_Task_. Format every line of the listing below as a Markdown table with two columns, Row and Line: number the rows in order and put each line's text beside its number. Skip blank lines and omit the pictures.

_Supplied data_.
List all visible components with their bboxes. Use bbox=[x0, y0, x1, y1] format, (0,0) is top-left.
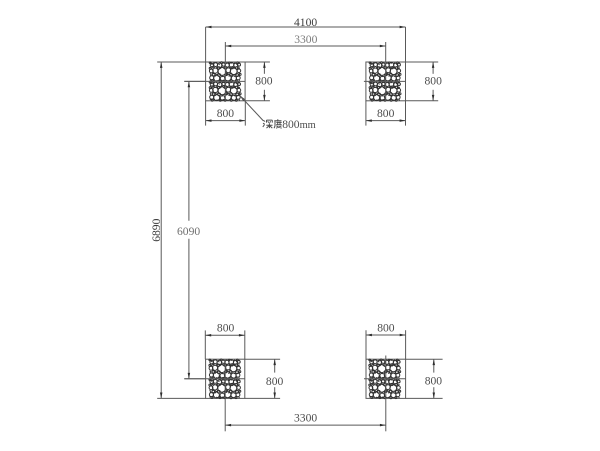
dim 6890 ext bottom bbox=[157, 397, 205, 399]
dim 800 right-BL arrows bbox=[273, 359, 276, 365]
svg-text:800: 800 bbox=[425, 75, 443, 88]
dim 6090 arrow top bbox=[188, 81, 191, 87]
dim 3300 bottom line bbox=[225, 424, 386, 426]
dim 3300 top arrow left bbox=[225, 45, 231, 48]
dim 800 above-BL arrows bbox=[205, 334, 211, 337]
dim 6890 ext top bbox=[157, 61, 205, 63]
centerline BR horizontal bbox=[364, 378, 406, 380]
svg-text:800: 800 bbox=[217, 107, 235, 120]
svg-text:4100: 4100 bbox=[294, 16, 317, 29]
dim 800 below-TR line bbox=[366, 120, 406, 122]
footing BR hatch lower bbox=[369, 379, 401, 399]
dim 6890 arrow bottom bbox=[160, 393, 163, 399]
centerline TL horizontal (6090 top extension) bbox=[184, 80, 245, 82]
dim 4100 arrow left bbox=[206, 26, 212, 29]
dim 6890 arrow top bbox=[160, 62, 163, 68]
centerline TR horizontal bbox=[364, 80, 406, 82]
svg-text:800: 800 bbox=[377, 107, 395, 120]
footing BR outline bbox=[366, 359, 406, 398]
svg-text:800: 800 bbox=[425, 374, 443, 387]
footing BR hatch upper bbox=[369, 359, 401, 379]
dim 6090 line upper bbox=[188, 81, 190, 220]
svg-text:800: 800 bbox=[377, 321, 395, 334]
dim 800 right-BL line bbox=[274, 359, 276, 372]
dim 800 right-BR arrows bbox=[433, 359, 436, 365]
dim 4100 ext left bbox=[205, 27, 207, 62]
footing BL hatch lower bbox=[209, 379, 241, 399]
footing TL hatch lower bbox=[209, 81, 241, 101]
dim 800 right-TR line bbox=[432, 62, 434, 74]
footing TR hatch upper bbox=[369, 62, 401, 82]
dim 800 right-TL ext bbox=[245, 61, 270, 63]
dim 800 below-TR ext bbox=[365, 101, 367, 126]
footing TL hatch upper bbox=[209, 62, 241, 82]
svg-text:6090: 6090 bbox=[177, 225, 200, 238]
footing BL outline bbox=[206, 359, 245, 398]
dim 800 below-TL arrows bbox=[206, 119, 212, 122]
dim 800 right-TR ext bbox=[406, 61, 439, 63]
dim 800 above-BL line bbox=[205, 334, 245, 336]
dim 4100 arrow right bbox=[400, 26, 406, 29]
footing TL outline bbox=[206, 62, 246, 101]
dim 800 below-TL line bbox=[206, 120, 246, 122]
dim 800 right-BL ext bbox=[245, 358, 280, 360]
centerline TL vertical bbox=[224, 42, 226, 101]
dim 800 right-TL line bbox=[263, 62, 265, 74]
dim 3300 bottom arrows bbox=[225, 424, 231, 427]
dim 800 right-BR line bbox=[433, 359, 435, 372]
dim 3300 top line bbox=[225, 45, 385, 47]
dim 6090 line lower bbox=[188, 239, 190, 379]
dim 800 above-BR line bbox=[366, 334, 406, 336]
svg-text:800: 800 bbox=[217, 322, 235, 335]
dim 800 right-TL arrows bbox=[263, 62, 266, 68]
dim 6890 line bbox=[160, 62, 162, 398]
svg-text:800: 800 bbox=[266, 375, 284, 388]
dim 6090 ext top bbox=[184, 80, 205, 82]
centerline BR vertical (3300 bottom extension) bbox=[385, 356, 387, 432]
svg-text:3300: 3300 bbox=[294, 411, 317, 424]
svg-text:3300: 3300 bbox=[294, 33, 317, 46]
svg-text:800: 800 bbox=[255, 75, 273, 88]
dim 800 right-TR arrows bbox=[432, 62, 435, 68]
dim 4100 line bbox=[206, 26, 406, 28]
leader line (depth callout) bbox=[240, 96, 264, 121]
footing BL hatch upper bbox=[209, 359, 241, 379]
svg-text:800mm: 800mm bbox=[282, 118, 316, 131]
dim 800 below-TL ext bbox=[205, 101, 207, 126]
leader arrow (depth callout) bbox=[240, 96, 245, 101]
dim 6090 arrow bottom bbox=[188, 373, 191, 379]
dim 800 right-BR ext bbox=[406, 358, 443, 360]
svg-text:6890: 6890 bbox=[150, 218, 163, 241]
dim 800 below-TR arrows bbox=[366, 119, 372, 122]
centerline BL horizontal (6090 bottom extension) bbox=[184, 378, 245, 380]
dim 3300 top arrow right bbox=[380, 45, 386, 48]
text 度 (depth char 2) bbox=[274, 119, 282, 128]
dim 800 above-BR arrows bbox=[366, 334, 372, 337]
centerline TR vertical bbox=[385, 42, 387, 101]
footing TR outline bbox=[366, 62, 406, 101]
footing TR hatch lower bbox=[369, 81, 401, 101]
dim 800 above-BL ext bbox=[204, 330, 206, 359]
dim 4100 ext right bbox=[405, 27, 407, 62]
dim 6090 ext bottom bbox=[184, 378, 205, 380]
centerline BL vertical (3300 bottom extension) bbox=[224, 359, 226, 431]
dim 800 above-BR ext bbox=[365, 330, 367, 359]
text 深 (depth char 1) bbox=[263, 120, 273, 128]
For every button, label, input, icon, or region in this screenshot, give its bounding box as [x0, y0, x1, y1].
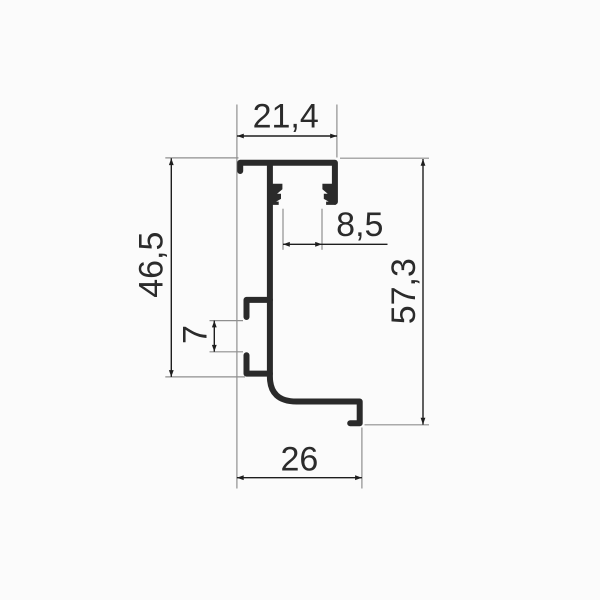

_Exercise response_.
| Row | Line |
|---|---|
| 1 | List all visible components with their bboxes. Use bbox=[x0, y0, x1, y1] format, (0,0) is top-left. |
| 2 | dim 6890 ext bottom bbox=[157, 397, 205, 399] |
| 3 | dim 800 right-BL arrows bbox=[273, 359, 276, 365] |
| 4 | svg-text:800: 800 bbox=[425, 75, 443, 88] |
| 5 | dim 6090 arrow top bbox=[188, 81, 191, 87] |
| 6 | dim 3300 bottom line bbox=[225, 424, 386, 426] |
| 7 | dim 3300 top arrow left bbox=[225, 45, 231, 48] |
| 8 | dim 800 above-BL arrows bbox=[205, 334, 211, 337] |
| 9 | dim 6890 ext top bbox=[157, 61, 205, 63] |
| 10 | centerline BR horizontal bbox=[364, 378, 406, 380] |
| 11 | svg-text:800: 800 bbox=[217, 107, 235, 120] |
| 12 | svg-text:4100: 4100 bbox=[294, 16, 317, 29] |
| 13 | dim 800 below-TR line bbox=[366, 120, 406, 122] |
| 14 | footing BR hatch lower bbox=[369, 379, 401, 399] |
| 15 | dim 6890 arrow bottom bbox=[160, 393, 163, 399] |
| 16 | centerline TL horizontal (6090 top extension) bbox=[184, 80, 245, 82] |
| 17 | dim 4100 arrow left bbox=[206, 26, 212, 29] |
| 18 | dim 6890 arrow top bbox=[160, 62, 163, 68] |
| 19 | centerline TR horizontal bbox=[364, 80, 406, 82] |
| 20 | svg-text:800: 800 bbox=[377, 107, 395, 120] |
| 21 | footing BR outline bbox=[366, 359, 406, 398] |
| 22 | svg-text:800: 800 bbox=[425, 374, 443, 387] |
| 23 | footing BR hatch upper bbox=[369, 359, 401, 379] |
| 24 | dim 6090 line upper bbox=[188, 81, 190, 220] |
| 25 | svg-text:800: 800 bbox=[377, 321, 395, 334] |
| 26 | dim 800 right-BL line bbox=[274, 359, 276, 372] |
| 27 | dim 800 right-BR arrows bbox=[433, 359, 436, 365] |
| 28 | dim 4100 ext left bbox=[205, 27, 207, 62] |
| 29 | footing BL hatch lower bbox=[209, 379, 241, 399] |
| 30 | footing TL hatch lower bbox=[209, 81, 241, 101] |
| 31 | dim 800 right-TR line bbox=[432, 62, 434, 74] |
| 32 | footing TR hatch upper bbox=[369, 62, 401, 82] |
| 33 | dim 800 right-TL ext bbox=[245, 61, 270, 63] |
| 34 | dim 800 below-TR ext bbox=[365, 101, 367, 126] |
| 35 | footing TL hatch upper bbox=[209, 62, 241, 82] |
| 36 | svg-text:6090: 6090 bbox=[177, 225, 200, 238] |
| 37 | footing BL outline bbox=[206, 359, 245, 398] |
| 38 | dim 800 below-TL arrows bbox=[206, 119, 212, 122] |
| 39 | dim 800 right-TR ext bbox=[406, 61, 439, 63] |
| 40 | dim 800 above-BL line bbox=[205, 334, 245, 336] |
| 41 | dim 4100 arrow right bbox=[400, 26, 406, 29] |
| 42 | footing TL outline bbox=[206, 62, 246, 101] |
| 43 | dim 800 below-TL line bbox=[206, 120, 246, 122] |
| 44 | dim 800 right-BL ext bbox=[245, 358, 280, 360] |
| 45 | centerline TL vertical bbox=[224, 42, 226, 101] |
| 46 | dim 800 right-TL line bbox=[263, 62, 265, 74] |
| 47 | dim 3300 bottom arrows bbox=[225, 424, 231, 427] |
| 48 | dim 800 right-BR line bbox=[433, 359, 435, 372] |
| 49 | dim 3300 top line bbox=[225, 45, 385, 47] |
| 50 | dim 6090 line lower bbox=[188, 239, 190, 379] |
| 51 | dim 800 above-BR line bbox=[366, 334, 406, 336] |
| 52 | svg-text:800: 800 bbox=[217, 322, 235, 335] |
| 53 | dim 800 right-TL arrows bbox=[263, 62, 266, 68] |
| 54 | dim 6890 line bbox=[160, 62, 162, 398] |
| 55 | svg-text:800: 800 bbox=[266, 375, 284, 388] |
| 56 | dim 6090 ext top bbox=[184, 80, 205, 82] |
| 57 | centerline BR vertical (3300 bottom extension) bbox=[385, 356, 387, 432] |
| 58 | svg-text:3300: 3300 bbox=[294, 411, 317, 424] |
| 59 | svg-text:3300: 3300 bbox=[294, 33, 317, 46] |
| 60 | svg-text:800: 800 bbox=[255, 75, 273, 88] |
| 61 | dim 800 right-TR arrows bbox=[432, 62, 435, 68] |
| 62 | dim 4100 line bbox=[206, 26, 406, 28] |
| 63 | leader line (depth callout) bbox=[240, 96, 264, 121] |
| 64 | footing BL hatch upper bbox=[209, 359, 241, 379] |
| 65 | svg-text:800mm: 800mm bbox=[282, 118, 316, 131] |
| 66 | dim 800 below-TL ext bbox=[205, 101, 207, 126] |
| 67 | leader arrow (depth callout) bbox=[240, 96, 245, 101] |
| 68 | dim 6090 arrow bottom bbox=[188, 373, 191, 379] |
| 69 | dim 800 right-BR ext bbox=[406, 358, 443, 360] |
| 70 | svg-text:6890: 6890 bbox=[150, 218, 163, 241] |
| 71 | dim 800 below-TR arrows bbox=[366, 119, 372, 122] |
| 72 | centerline BL horizontal (6090 bottom extension) bbox=[184, 378, 245, 380] |
| 73 | dim 3300 top arrow right bbox=[380, 45, 386, 48] |
| 74 | text 度 (depth char 2) bbox=[274, 119, 282, 128] |
| 75 | dim 800 above-BR arrows bbox=[366, 334, 372, 337] |
| 76 | centerline TR vertical bbox=[385, 42, 387, 101] |
| 77 | footing TR outline bbox=[366, 62, 406, 101] |
| 78 | footing TR hatch lower bbox=[369, 81, 401, 101] |
| 79 | dim 800 above-BL ext bbox=[204, 330, 206, 359] |
| 80 | dim 4100 ext right bbox=[405, 27, 407, 62] |
| 81 | dim 6090 ext bottom bbox=[184, 378, 205, 380] |
| 82 | centerline BL vertical (3300 bottom extension) bbox=[224, 359, 226, 431] |
| 83 | dim 800 above-BR ext bbox=[365, 330, 367, 359] |
| 84 | text 深 (depth char 1) bbox=[263, 120, 273, 128] |
| 85 | For every button, label, input, icon, or region in this screenshot, give its bounding box as [x0, y0, x1, y1]. |